PAGE TEXT -
Interpreter: Yeah, so basically Porfirio is saying that they decided to use conservation agriculture because they don’t have much water available for their crops. When they keep all the organic material on the soil, that helps the field to retain humidity.
Bastida says he’s using much less water now, and he’s harvesting twice as much corn. Plus it’s less work. Still, of all the farmers in this area, so far only he and his wife have adopted the method. Take-home message: It takes time for new things to catch on.
I spend the next day tromping around cornfields with Fernando Castillo, a Mexican geneticist who teaches at a nearby university.
Fernando Castillo: Que es lo que más le interesería?
Farmer: Primero las plagas.
Working with a tiny budget, he helps local farmers improve the way they select the corn they’ll save for planting the next season. These are traditional varieties, not hybrids or GMOs, and since Mexico is where corn comes from, there’s lots of genetic diversity in any given field. Castillo says with a little tutoring, Mexico’s 2.8 million corn farmers can accomplish much more than a few plant breeders with Ph.Ds.
Castillo: Farmers have worked for years, and they have learned from their parents and grandparents the local conditions and the management. So most of it is based on local knowledge and local resources.
Castillo says the process could raise Mexican corn yields by 2 percent per year, which is just about what’s needed to keep up with the demand. But he’s been at this for 15 years, and he’s still just working with a handful of farmers.
Around the world, thousands of scientists are hacking away at thousands of problems. Some are experimenting with “agro-ecological” methods — mixing different crops and trees and animals to diversify diets and reduce the need for chemical fertilizers. Others are trying to breed crops that resist insects or diseases, or that tolerate flooding or drought. Some of this stuff is pretty ambitious.
Matthew Reynolds: This field contains the first experiment of the wheat yield consortium in Mexico.
Matthew Reynolds is a wheat specialist at the maize and wheat center. He’s heading a global push to make wheat plants much more efficient at converting sunlight into grain. There’s a parallel effort going on in rice.
Reynolds: This is actually a very interesting area, the spike photosynthesis, because no one has ever systematically tried to improve this photosynthesis of the spikes.
It’s not just about the spikes — those are the parts of the plants with the seeds on them — it’s about fundamentally changing the way the plant works. Reynolds says the research will take 20 or 30 years to bear fruit — if it bears fruit at all. But it could increase wheat yields by 50 percent.
Reynolds: So what are the odds? The answer to that question is more: What are the consequences if we fail?
But no one is really counting on the project succeeding — there are just too many scientific uncertainties. So the strategy for now is to keep working on as many fronts as possible.
With climate change, and another two or three billion people coming, I ask Marianne Bänziger if it’ll be enough.
Bänziger: We can feed the world in 2050. Maize is the livelihood for 900 million poor people. Wheat feeds more than 1.2 billion poor people. So it is a little bit absurd to think that the resources are not there. They are there.
Still, everyone I talk to here says no matter how generous the funding, no matter how good the science, it won’t make a difference if government policies aren’t right. That means fair prices for farmers and help when crops fail. It means access to land and roads and warehouses and markets. It means education and nutrition programs and family planning.
But you can’t just wait for all those things and then call in the scientists. Because if there’s one resource scientists need more than anything, it’s time.
In Texcoco, Mexico, I’m Jon Miller for Marketplace.
Ryssdal: Food for 9 Billion is a collaboration between Marketplace, Homelands Productions, PBS NewsHour and the Center for Investigative Reporting.

PROBLEM SET -
- 1) In the transcript, turn the paragraph beginning "Still, everyone I talk to here" into a short list that keeps its main facts.
- 2) According to the transcript, by how much could Reynolds's research increase wheat yields?
- 3) Substitute "researchers" for "scientists" in everything from "Still, everyone I" down to "for Investigative Reporting." in the transcript, and write out that passage.
The records that come after this transcript were taken from a different source.

Bounding box prediction data -

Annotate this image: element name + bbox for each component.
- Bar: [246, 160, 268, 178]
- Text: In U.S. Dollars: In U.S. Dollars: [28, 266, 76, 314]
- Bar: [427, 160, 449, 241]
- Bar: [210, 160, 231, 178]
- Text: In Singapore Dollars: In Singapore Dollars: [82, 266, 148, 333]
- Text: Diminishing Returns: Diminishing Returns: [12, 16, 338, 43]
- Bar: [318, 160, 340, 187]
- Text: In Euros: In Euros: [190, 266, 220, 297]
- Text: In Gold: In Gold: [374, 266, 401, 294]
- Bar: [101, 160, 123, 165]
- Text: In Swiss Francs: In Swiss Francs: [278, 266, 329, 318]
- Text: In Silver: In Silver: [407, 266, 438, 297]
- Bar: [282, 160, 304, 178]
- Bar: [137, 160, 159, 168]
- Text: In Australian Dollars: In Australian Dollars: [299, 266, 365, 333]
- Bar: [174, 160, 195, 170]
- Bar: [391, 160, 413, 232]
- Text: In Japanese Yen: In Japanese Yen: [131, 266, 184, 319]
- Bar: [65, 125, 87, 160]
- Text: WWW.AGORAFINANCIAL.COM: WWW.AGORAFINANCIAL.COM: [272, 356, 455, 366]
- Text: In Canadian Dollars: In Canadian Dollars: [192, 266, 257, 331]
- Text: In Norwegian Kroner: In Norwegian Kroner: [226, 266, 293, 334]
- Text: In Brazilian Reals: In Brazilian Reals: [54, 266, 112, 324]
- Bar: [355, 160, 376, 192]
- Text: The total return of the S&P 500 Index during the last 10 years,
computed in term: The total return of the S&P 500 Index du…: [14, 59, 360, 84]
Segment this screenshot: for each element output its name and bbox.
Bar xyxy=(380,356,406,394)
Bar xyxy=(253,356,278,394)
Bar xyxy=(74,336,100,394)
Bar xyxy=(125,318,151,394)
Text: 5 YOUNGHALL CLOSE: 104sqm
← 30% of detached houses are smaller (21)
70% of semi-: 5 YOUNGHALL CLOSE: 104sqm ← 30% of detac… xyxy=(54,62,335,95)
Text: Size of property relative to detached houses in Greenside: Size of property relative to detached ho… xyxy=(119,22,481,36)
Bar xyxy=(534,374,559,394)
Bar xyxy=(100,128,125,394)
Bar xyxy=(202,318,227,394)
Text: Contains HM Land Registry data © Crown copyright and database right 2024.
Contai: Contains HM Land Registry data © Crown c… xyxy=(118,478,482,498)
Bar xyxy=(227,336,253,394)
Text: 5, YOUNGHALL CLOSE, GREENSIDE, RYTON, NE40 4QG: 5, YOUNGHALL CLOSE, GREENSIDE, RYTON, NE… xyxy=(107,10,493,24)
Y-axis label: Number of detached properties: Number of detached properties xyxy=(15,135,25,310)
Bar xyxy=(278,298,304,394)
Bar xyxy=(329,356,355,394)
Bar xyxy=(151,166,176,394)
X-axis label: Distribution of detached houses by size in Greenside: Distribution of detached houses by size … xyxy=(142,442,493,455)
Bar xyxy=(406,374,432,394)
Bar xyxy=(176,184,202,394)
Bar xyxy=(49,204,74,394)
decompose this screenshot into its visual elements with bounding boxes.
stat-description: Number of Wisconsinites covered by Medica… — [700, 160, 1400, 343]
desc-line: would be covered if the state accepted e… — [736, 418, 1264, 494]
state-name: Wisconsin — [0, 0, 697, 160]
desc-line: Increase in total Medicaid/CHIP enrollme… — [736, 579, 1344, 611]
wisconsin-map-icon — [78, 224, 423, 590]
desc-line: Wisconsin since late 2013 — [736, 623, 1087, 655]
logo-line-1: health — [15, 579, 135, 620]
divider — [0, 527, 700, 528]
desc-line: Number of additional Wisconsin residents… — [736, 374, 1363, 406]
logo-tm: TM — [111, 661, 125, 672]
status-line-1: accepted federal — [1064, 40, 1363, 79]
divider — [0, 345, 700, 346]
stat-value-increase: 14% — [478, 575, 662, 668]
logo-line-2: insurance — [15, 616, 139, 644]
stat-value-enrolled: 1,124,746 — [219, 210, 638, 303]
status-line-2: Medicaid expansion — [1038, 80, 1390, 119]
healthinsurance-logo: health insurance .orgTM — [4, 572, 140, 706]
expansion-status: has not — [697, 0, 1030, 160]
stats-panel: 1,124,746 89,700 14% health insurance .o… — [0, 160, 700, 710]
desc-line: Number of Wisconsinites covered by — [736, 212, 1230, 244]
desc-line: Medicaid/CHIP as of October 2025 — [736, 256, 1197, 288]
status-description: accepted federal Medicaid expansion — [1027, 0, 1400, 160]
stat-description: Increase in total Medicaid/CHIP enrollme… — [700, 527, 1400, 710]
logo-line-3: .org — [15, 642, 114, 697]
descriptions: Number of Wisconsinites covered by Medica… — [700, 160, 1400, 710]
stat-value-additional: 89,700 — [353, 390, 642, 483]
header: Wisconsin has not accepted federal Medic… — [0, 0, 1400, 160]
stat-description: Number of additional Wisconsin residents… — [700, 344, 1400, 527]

EXPECTED RESULTS -
- 1)
Funding and good science won't make a difference without the right government policies, which means:
- fair prices for farmers and help when crops fail
- access to land, roads, warehouses and markets
- education and nutrition programs
- family planning

- 2) By 50 percent.

- 3)
Still, everyone I talk to here says no matter how generous the funding, no matter how good the science, it won’t make a difference if government policies aren’t right. That means fair prices for farmers and help when crops fail. It means access to land and roads and warehouses and markets. It means education and nutrition programs and family planning.
But you can’t just wait for all those things and then call in the researchers. Because if there’s one resource researchers need more than anything, it’s time.
In Texcoco, Mexico, I’m Jon Miller for Marketplace.
Ryssdal: Food for 9 Billion is a collaboration between Marketplace, Homelands Productions, PBS NewsHour and the Center for Investigative Reporting.